EXERCISE INSTRUCTIONS:
- A) According to the essay on memory, what did the writer write out left-handed during high school math class?
- B) Reproduce the passage of the essay on memory between "So I went through" and "No more letters.", inclusive.

ARTICLE:
Start

The comments, though, got me thinking about memory in general.

Back in high school, I used to write out all the acting Oscar nominees in order, lefthanded, to keep me at least somewhat focused in math class. During college, I’d write out the Roman emperors, English rules from William I to Elizabeth II, or the US Presidents, again, left-handed, to keep myself focused during college. I outgrew this habit at some point, probably when people asked me what I was writing; by my 40s, in grad school, I know I just doodled. I rarely set out to memorize things, and get no pleasure from the knowledge. What I do enjoy is the memories that come back with the data. So 1934 was It Happened One Night, with Clark Gable and Claudette Colbert, which got me thinking of Roscoe Lee Karns and Cliff Edwards and all the other reporters in His Girl Friday. Then the throwaway movies until Gone with the Wind, all hail Olivia (who outlived her feuding sister), and thinking about what a great decade the 40s was, oops, losing track of the lecture, get back to writing names. Recalling information keeps me focused, but the information itself doesn’t give me much enjoyment.

So if I know all the actors who’ve won best supporting Oscar and then best acting Oscar, and I didn’t set out to learn it, have I memorized that information? Huh. I realized I didn’t know, so I went and Wiki’ed up on memory. This was a helpful read, although I’m sure I have some of it wrong. Take my descriptions at your own risk.

Thus my echoic memory is much better than my iconic; both being short-term memory associated with a sense (hearing and sight). My students get a kick out of the fact that I look at geometry figures probably five times while drawing them. I can forget which way a right triangle faces in the time it takes me to turn 180 degrees from the book to the board.

In practice, this means my short-term auditory memory would be termed eidetic if it were vision-based, while I suck at that game where they give you 30 seconds to look at a tray of items. I’ve known this for a while, that hearing is extremely important to my short-term memory. I can easily maintain five or six conversations at once (very useful in teaching). However, five days later, my recall isn’t better and often worse than anyone else.

Fun example of this: a few months ago, Steven Pinker tweeted a language and memory study. I started to take it and then ran into a hitch.

The problem was, for me, that the practice wasn’t anything like the test. In the practice, up comes four groups of two letters situated around a cross. Then the screen blanks out, and occasionally you’ll see an arrow pointing to the position to remember. Some time later, a letter pair appears in the space and you indicate if it’s the same pair or a different one.

So I went through 20 or so practices, and did great, getting them all right. Then comes the actual test format, and I fall out of my chair, howling with laughter:

gamechinese

No more letters.

End

[Image layout annotations]
Start

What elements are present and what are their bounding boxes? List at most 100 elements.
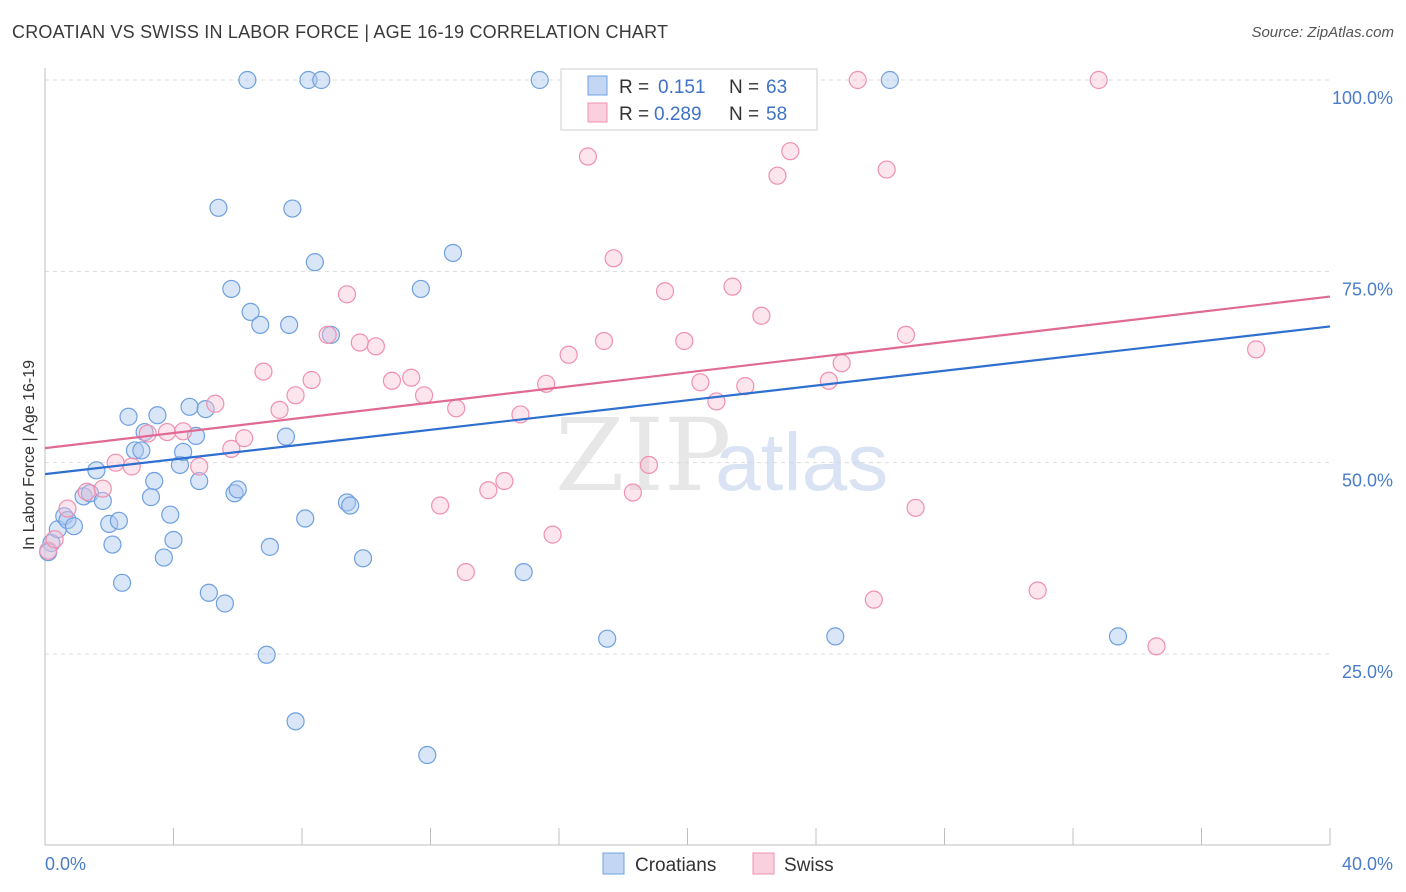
croatians-point-39 [260,537,279,556]
croatians-point-59 [826,627,845,646]
croatians-point-12 [112,573,132,592]
swiss-point-26 [447,399,466,418]
croatians-point-36 [241,302,260,321]
croatians-point-31 [215,594,234,613]
croatians-point-57 [598,629,617,648]
croatians-point-11 [109,511,128,530]
series-croatians [39,70,1128,765]
croatians-point-60 [880,70,899,90]
swiss-point-29 [495,471,514,491]
swiss-point-28 [479,481,498,500]
swiss-point-22 [382,371,402,390]
swiss-point-57 [1147,637,1166,656]
legend-n-label-2: N = [729,104,759,125]
swiss-point-23 [402,368,421,387]
croatians-point-4 [64,517,84,536]
swiss-point-50 [848,70,867,90]
swiss-point-0 [39,541,58,560]
swiss-point-1 [45,530,64,549]
swiss-point-43 [723,277,742,296]
swiss-point-21 [366,337,385,356]
croatians-point-50 [341,496,360,515]
swiss-point-55 [1028,581,1047,600]
croatians-point-40 [276,427,296,446]
x-tick-label-min: 0.0% [45,854,86,874]
watermark-zip: ZIP [555,397,731,514]
croatians-point-28 [196,399,215,419]
croatians-point-37 [251,315,270,335]
swiss-point-18 [318,325,337,344]
croatians-point-49 [337,493,357,512]
swiss-point-41 [691,373,710,392]
swiss-point-6 [122,457,141,476]
trend-lines [44,295,1331,476]
swiss-point-53 [896,325,916,344]
croatians-point-20 [154,548,173,567]
swiss-point-25 [431,496,450,515]
croatians-point-61 [1108,627,1128,646]
croatians-point-27 [190,471,209,491]
swiss-point-14 [254,362,273,381]
croatians-point-32 [222,279,241,299]
croatians-point-56 [530,70,549,90]
croatians-point-55 [514,563,533,582]
swiss-point-7 [138,424,157,443]
croatians-point-46 [305,253,324,272]
swiss-point-48 [819,371,838,390]
legend-n-value-1: 63 [766,77,787,98]
swiss-point-27 [456,563,475,582]
swiss-point-16 [286,386,305,405]
legend-r-value-2: 0.289 [654,104,702,125]
bottom-legend-swatch-swiss [752,852,775,875]
swiss-point-39 [655,282,675,301]
croatians-point-38 [257,645,276,664]
swiss-point-2 [58,499,77,518]
y-tick-label-50: 50.0% [1342,471,1393,491]
bottom-legend-swatch-croatians [602,852,625,875]
watermark-atlas: atlas [715,417,888,508]
swiss-point-19 [337,285,357,304]
croatians-point-42 [283,199,302,218]
axes [44,68,1331,846]
y-tick-label-25: 25.0% [1342,662,1393,682]
bottom-legend: Croatians Swiss [602,852,834,876]
croatians-point-51 [353,549,373,568]
swiss-point-49 [832,354,851,373]
swiss-point-47 [781,142,800,161]
croatians-point-53 [418,745,437,765]
legend-swatch-swiss [587,102,608,123]
croatians-point-25 [180,397,199,416]
swiss-point-5 [106,453,125,472]
swiss-point-20 [350,333,369,352]
bottom-legend-swiss: Swiss [784,855,834,876]
chart-title: CROATIAN VS SWISS IN LABOR FORCE | AGE 1… [12,22,669,42]
swiss-point-51 [864,590,883,609]
croatians-point-21 [161,505,180,524]
swiss-point-37 [623,483,642,502]
croatians-point-43 [286,712,305,731]
croatians-point-47 [312,70,331,90]
swiss-point-32 [543,525,562,544]
croatians-point-18 [145,471,164,491]
croatians-point-7 [87,461,106,480]
croatians-point-44 [296,509,315,528]
croatians-point-22 [164,530,183,550]
x-tick-labels: 0.0% 40.0% [45,854,1393,874]
croatians-point-35 [238,70,257,90]
swiss-point-15 [270,400,289,419]
bottom-legend-croatians: Croatians [635,855,716,876]
croatians-point-45 [299,70,318,90]
croatians-point-30 [209,198,228,217]
swiss-point-56 [1089,70,1108,90]
swiss-point-52 [877,160,896,179]
series-swiss [39,70,1266,656]
swiss-point-46 [768,166,787,185]
swiss-point-54 [906,498,925,517]
swiss-point-13 [235,429,254,448]
swiss-point-4 [93,479,112,498]
croatians-point-19 [148,406,167,425]
swiss-point-3 [77,482,96,501]
swiss-point-33 [559,345,578,364]
swiss-trend-line [44,295,1331,450]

End

EXPECTED OUTPUTS:
- A) All the acting Oscar nominees, in order.

- B)
So I went through 20 or so practices, and did great, getting them all right. Then comes the actual test format, and I fall out of my chair, howling with laughter:

gamechinese

No more letters.